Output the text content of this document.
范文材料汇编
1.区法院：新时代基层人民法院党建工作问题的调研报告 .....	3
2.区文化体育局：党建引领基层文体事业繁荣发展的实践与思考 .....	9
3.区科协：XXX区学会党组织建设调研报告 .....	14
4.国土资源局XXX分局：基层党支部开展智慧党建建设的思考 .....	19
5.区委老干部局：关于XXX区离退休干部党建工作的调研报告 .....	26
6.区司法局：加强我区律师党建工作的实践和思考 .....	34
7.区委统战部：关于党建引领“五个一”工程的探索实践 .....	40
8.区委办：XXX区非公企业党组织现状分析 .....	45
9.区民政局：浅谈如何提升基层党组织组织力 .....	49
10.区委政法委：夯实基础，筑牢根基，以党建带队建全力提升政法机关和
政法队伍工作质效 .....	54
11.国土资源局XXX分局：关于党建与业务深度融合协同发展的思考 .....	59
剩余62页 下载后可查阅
◇ ◇ ◇ ◇ ◇ ◇ ◇
Work to be completed:
Retype the data in full and match it exactly.

Result for this task:
Output the text content of this document.
范文材料汇编
1.区法院：新时代基层人民法院党建工作问题的调研报告 .....	3
2.区文化体育局：党建引领基层文体事业繁荣发展的实践与思考 .....	9
3.区科协：XXX区学会党组织建设调研报告 .....	14
4.国土资源局XXX分局：基层党支部开展智慧党建建设的思考 .....	19
5.区委老干部局：关于XXX区离退休干部党建工作的调研报告 .....	26
6.区司法局：加强我区律师党建工作的实践和思考 .....	34
7.区委统战部：关于党建引领“五个一”工程的探索实践 .....	40
8.区委办：XXX区非公企业党组织现状分析 .....	45
9.区民政局：浅谈如何提升基层党组织组织力 .....	49
10.区委政法委：夯实基础，筑牢根基，以党建带队建全力提升政法机关和
政法队伍工作质效 .....	54
11.国土资源局XXX分局：关于党建与业务深度融合协同发展的思考 .....	59
剩余62页 下载后可查阅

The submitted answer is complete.